## [WHAT TO DO]
Skip the images. Copy the records exactly as written.
──────── DATA SHOWN
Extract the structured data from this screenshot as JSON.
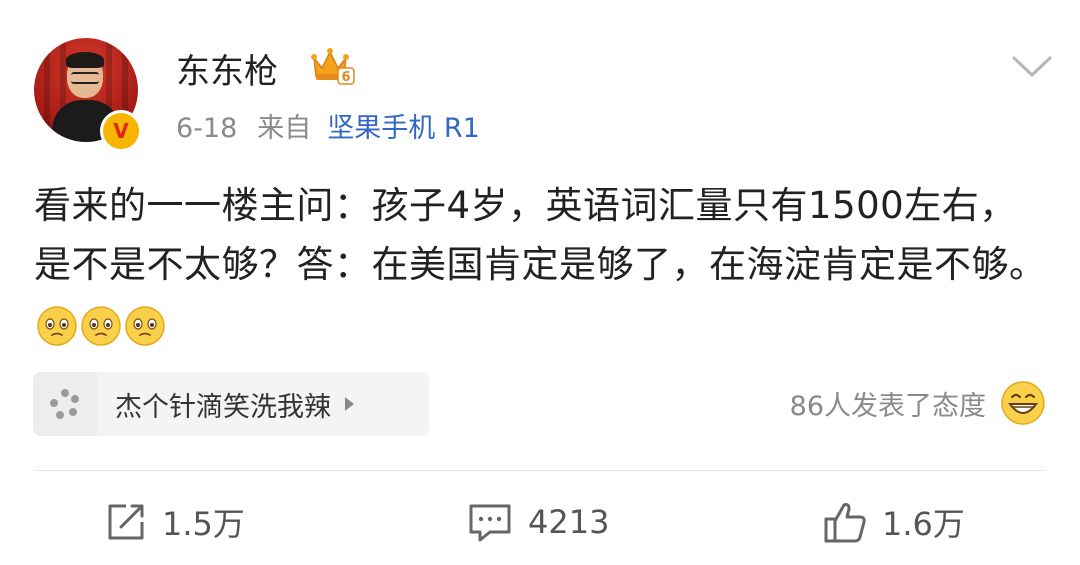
{
  "post": {
    "username": "东东枪",
    "level_badge": "6",
    "verified_mark": "V",
    "date": "6-18",
    "from_label": "来自",
    "source": "坚果手机 R1",
    "text": "看来的一一楼主问：孩子4岁，英语词汇量只有1500左右，是不是不太够？答：在美国肯定是够了，在海淀肯定是不够。",
    "emoji_names": [
      "teary-eyes-emoji",
      "teary-eyes-emoji",
      "teary-eyes-emoji"
    ]
  },
  "topic": {
    "label": "杰个针滴笑洗我辣"
  },
  "reactions": {
    "text": "86人发表了态度"
  },
  "actions": {
    "repost_count": "1.5万",
    "comment_count": "4213",
    "like_count": "1.6万"
  },
  "icons": {
    "crown": "crown-level-icon",
    "more": "chevron-down-icon",
    "topic": "pinwheel-icon",
    "repost": "repost-icon",
    "comment": "comment-icon",
    "like": "thumbs-up-icon",
    "reaction": "grin-emoji-icon"
  },
  "colors": {
    "link_blue": "#3367c5",
    "meta_gray": "#8a8a8a",
    "badge_gold": "#f7b500",
    "badge_red": "#e3261b"
  }
}
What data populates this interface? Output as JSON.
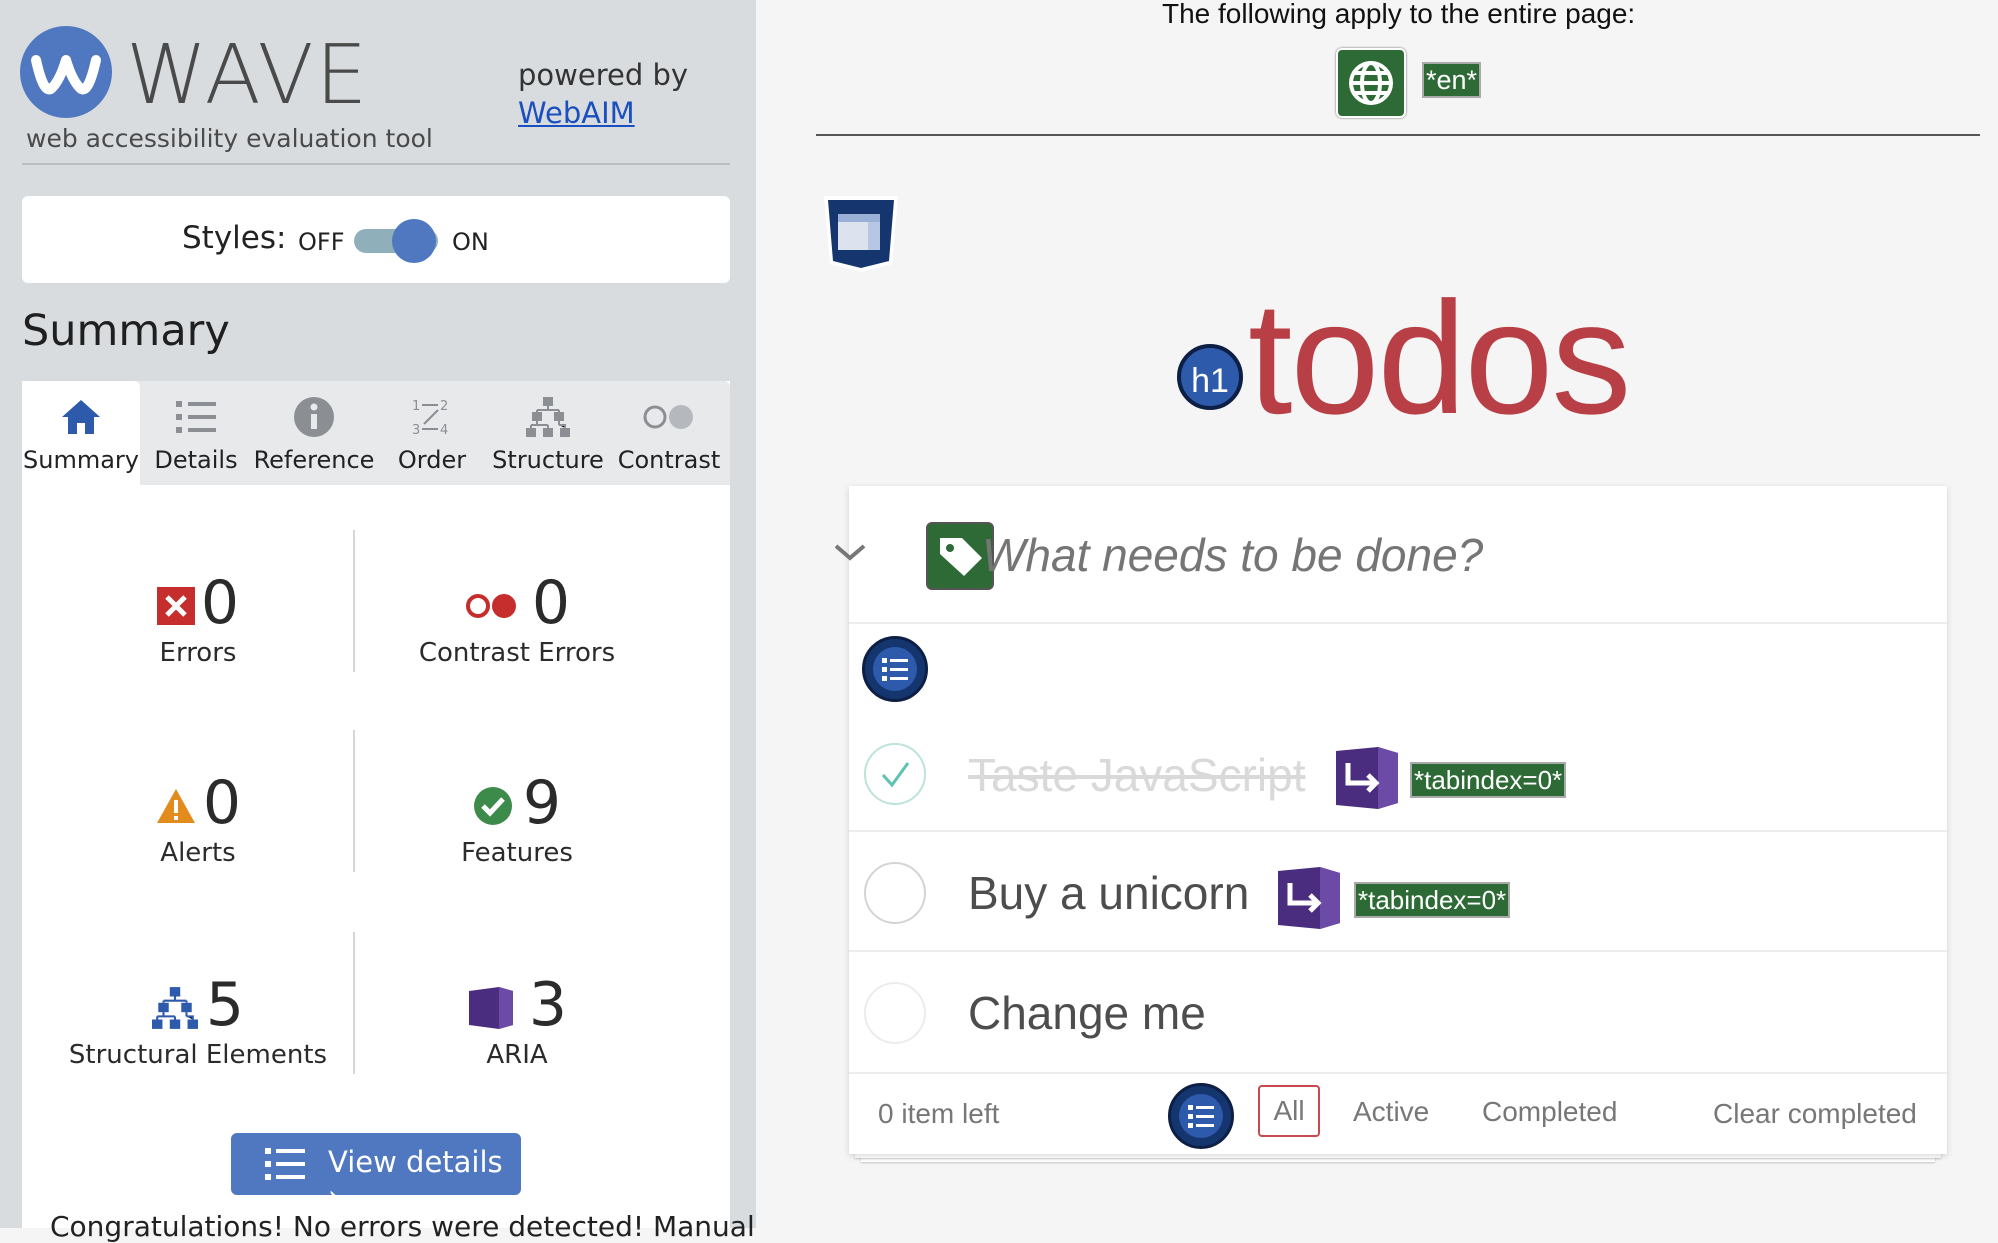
{
  "sidebar": {
    "logo_title": "WAVE",
    "logo_subtitle": "web accessibility evaluation tool",
    "powered_by": "powered by",
    "webaim_link": "WebAIM",
    "styles": {
      "label": "Styles:",
      "off": "OFF",
      "on": "ON",
      "state": "on"
    },
    "summary_heading": "Summary",
    "tabs": [
      {
        "label": "Summary",
        "icon": "home-icon",
        "active": true
      },
      {
        "label": "Details",
        "icon": "list-icon",
        "active": false
      },
      {
        "label": "Reference",
        "icon": "info-icon",
        "active": false
      },
      {
        "label": "Order",
        "icon": "order-icon",
        "active": false
      },
      {
        "label": "Structure",
        "icon": "structure-icon",
        "active": false
      },
      {
        "label": "Contrast",
        "icon": "contrast-icon",
        "active": false
      }
    ],
    "stats": {
      "errors": {
        "count": "0",
        "label": "Errors"
      },
      "contrast_errors": {
        "count": "0",
        "label": "Contrast Errors"
      },
      "alerts": {
        "count": "0",
        "label": "Alerts"
      },
      "features": {
        "count": "9",
        "label": "Features"
      },
      "structural": {
        "count": "5",
        "label": "Structural Elements"
      },
      "aria": {
        "count": "3",
        "label": "ARIA"
      }
    },
    "view_details": "View details ›",
    "footer_text": "Congratulations! No errors were detected! Manual"
  },
  "page": {
    "doc_notice": "The following apply to the entire page:",
    "lang_tag": "*en*",
    "h1_badge": "h1",
    "title": "todos",
    "new_todo_placeholder": "What needs to be done?",
    "tabindex_tag": "*tabindex=0*",
    "items": [
      {
        "text": "Taste JavaScript",
        "completed": true
      },
      {
        "text": "Buy a unicorn",
        "completed": false
      },
      {
        "text": "Change me",
        "completed": false
      }
    ],
    "footer": {
      "count": "0 item left",
      "filters": [
        "All",
        "Active",
        "Completed"
      ],
      "selected_filter": "All",
      "clear": "Clear completed"
    }
  },
  "colors": {
    "wave_blue": "#4f78c0",
    "todo_red": "#b83f45",
    "tag_green": "#2d6a35",
    "aria_purple": "#4a2d7e",
    "error_red": "#c62d2d",
    "success_green": "#3d8b4a",
    "alert_orange": "#e38c1e"
  }
}
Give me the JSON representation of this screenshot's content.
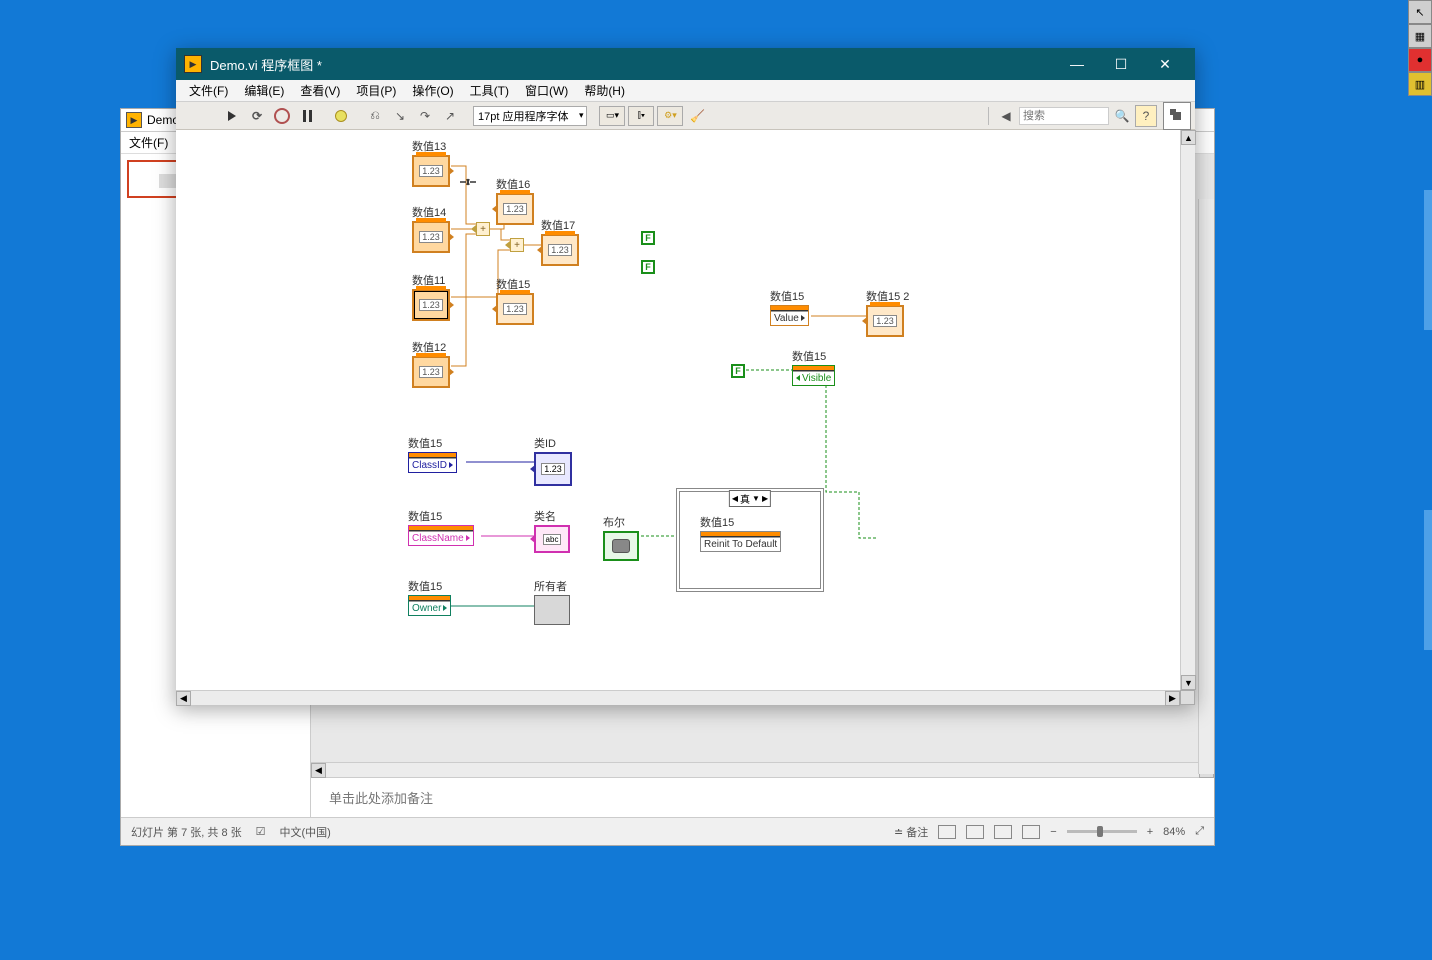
{
  "edge_tools": [
    "↖",
    "▦",
    "●",
    "▥"
  ],
  "ppt": {
    "title": "Demo...",
    "menu_file": "文件(F)",
    "notes_placeholder": "单击此处添加备注",
    "status_slide": "幻灯片 第 7 张, 共 8 张",
    "status_lang": "中文(中国)",
    "status_notes": "备注",
    "zoom_pct": "84%"
  },
  "lv": {
    "title": "Demo.vi 程序框图 *",
    "menu": [
      "文件(F)",
      "编辑(E)",
      "查看(V)",
      "项目(P)",
      "操作(O)",
      "工具(T)",
      "窗口(W)",
      "帮助(H)"
    ],
    "font_sel": "17pt 应用程序字体",
    "search_placeholder": "搜索"
  },
  "nodes": {
    "n13": "数值13",
    "n14": "数值14",
    "n11": "数值11",
    "n12": "数值12",
    "n16": "数值16",
    "n17": "数值17",
    "n15": "数值15",
    "n15_ref_a": "数值15",
    "n15_2": "数值15 2",
    "n15_vis": "数值15",
    "n15_cid": "数值15",
    "classid": "类ID",
    "n15_cn": "数值15",
    "classname": "类名",
    "n15_ow": "数值15",
    "owner": "所有者",
    "bool": "布尔",
    "case_true": "真",
    "n15_case": "数值15",
    "value_txt": "Value",
    "visible_txt": "Visible",
    "classid_txt": "ClassID",
    "classname_txt": "ClassName",
    "owner_txt": "Owner",
    "reinit_txt": "Reinit To Default",
    "num_glyph": "1.23",
    "abc_glyph": "abc",
    "bool_f": "F"
  }
}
────────────────
## [ANSWER TO THE TASK]
Extract the structured data from this screenshot as JSON.
{
  "post": {
    "username": "东东枪",
    "level_badge": "6",
    "verified_mark": "V",
    "date": "6-18",
    "from_label": "来自",
    "source": "坚果手机 R1",
    "text": "看来的一一楼主问：孩子4岁，英语词汇量只有1500左右，是不是不太够？答：在美国肯定是够了，在海淀肯定是不够。",
    "emoji_names": [
      "teary-eyes-emoji",
      "teary-eyes-emoji",
      "teary-eyes-emoji"
    ]
  },
  "topic": {
    "label": "杰个针滴笑洗我辣"
  },
  "reactions": {
    "text": "86人发表了态度"
  },
  "actions": {
    "repost_count": "1.5万",
    "comment_count": "4213",
    "like_count": "1.6万"
  },
  "icons": {
    "crown": "crown-level-icon",
    "more": "chevron-down-icon",
    "topic": "pinwheel-icon",
    "repost": "repost-icon",
    "comment": "comment-icon",
    "like": "thumbs-up-icon",
    "reaction": "grin-emoji-icon"
  },
  "colors": {
    "link_blue": "#3367c5",
    "meta_gray": "#8a8a8a",
    "badge_gold": "#f7b500",
    "badge_red": "#e3261b"
  }
}
What data populates this interface? Output as JSON.
{
  "sidebar": {
    "logo_title": "WAVE",
    "logo_subtitle": "web accessibility evaluation tool",
    "powered_by": "powered by",
    "webaim_link": "WebAIM",
    "styles": {
      "label": "Styles:",
      "off": "OFF",
      "on": "ON",
      "state": "on"
    },
    "summary_heading": "Summary",
    "tabs": [
      {
        "label": "Summary",
        "icon": "home-icon",
        "active": true
      },
      {
        "label": "Details",
        "icon": "list-icon",
        "active": false
      },
      {
        "label": "Reference",
        "icon": "info-icon",
        "active": false
      },
      {
        "label": "Order",
        "icon": "order-icon",
        "active": false
      },
      {
        "label": "Structure",
        "icon": "structure-icon",
        "active": false
      },
      {
        "label": "Contrast",
        "icon": "contrast-icon",
        "active": false
      }
    ],
    "stats": {
      "errors": {
        "count": "0",
        "label": "Errors"
      },
      "contrast_errors": {
        "count": "0",
        "label": "Contrast Errors"
      },
      "alerts": {
        "count": "0",
        "label": "Alerts"
      },
      "features": {
        "count": "9",
        "label": "Features"
      },
      "structural": {
        "count": "5",
        "label": "Structural Elements"
      },
      "aria": {
        "count": "3",
        "label": "ARIA"
      }
    },
    "view_details": "View details ›",
    "footer_text": "Congratulations! No errors were detected! Manual"
  },
  "page": {
    "doc_notice": "The following apply to the entire page:",
    "lang_tag": "*en*",
    "h1_badge": "h1",
    "title": "todos",
    "new_todo_placeholder": "What needs to be done?",
    "tabindex_tag": "*tabindex=0*",
    "items": [
      {
        "text": "Taste JavaScript",
        "completed": true
      },
      {
        "text": "Buy a unicorn",
        "completed": false
      },
      {
        "text": "Change me",
        "completed": false
      }
    ],
    "footer": {
      "count": "0 item left",
      "filters": [
        "All",
        "Active",
        "Completed"
      ],
      "selected_filter": "All",
      "clear": "Clear completed"
    }
  },
  "colors": {
    "wave_blue": "#4f78c0",
    "todo_red": "#b83f45",
    "tag_green": "#2d6a35",
    "aria_purple": "#4a2d7e",
    "error_red": "#c62d2d",
    "success_green": "#3d8b4a",
    "alert_orange": "#e38c1e"
  }
}
Give me the JSON representation of this screenshot's content.
{
  "edge_tools": [
    "↖",
    "▦",
    "●",
    "▥"
  ],
  "ppt": {
    "title": "Demo...",
    "menu_file": "文件(F)",
    "notes_placeholder": "单击此处添加备注",
    "status_slide": "幻灯片 第 7 张, 共 8 张",
    "status_lang": "中文(中国)",
    "status_notes": "备注",
    "zoom_pct": "84%"
  },
  "lv": {
    "title": "Demo.vi 程序框图 *",
    "menu": [
      "文件(F)",
      "编辑(E)",
      "查看(V)",
      "项目(P)",
      "操作(O)",
      "工具(T)",
      "窗口(W)",
      "帮助(H)"
    ],
    "font_sel": "17pt 应用程序字体",
    "search_placeholder": "搜索"
  },
  "nodes": {
    "n13": "数值13",
    "n14": "数值14",
    "n11": "数值11",
    "n12": "数值12",
    "n16": "数值16",
    "n17": "数值17",
    "n15": "数值15",
    "n15_ref_a": "数值15",
    "n15_2": "数值15 2",
    "n15_vis": "数值15",
    "n15_cid": "数值15",
    "classid": "类ID",
    "n15_cn": "数值15",
    "classname": "类名",
    "n15_ow": "数值15",
    "owner": "所有者",
    "bool": "布尔",
    "case_true": "真",
    "n15_case": "数值15",
    "value_txt": "Value",
    "visible_txt": "Visible",
    "classid_txt": "ClassID",
    "classname_txt": "ClassName",
    "owner_txt": "Owner",
    "reinit_txt": "Reinit To Default",
    "num_glyph": "1.23",
    "abc_glyph": "abc",
    "bool_f": "F"
  }
}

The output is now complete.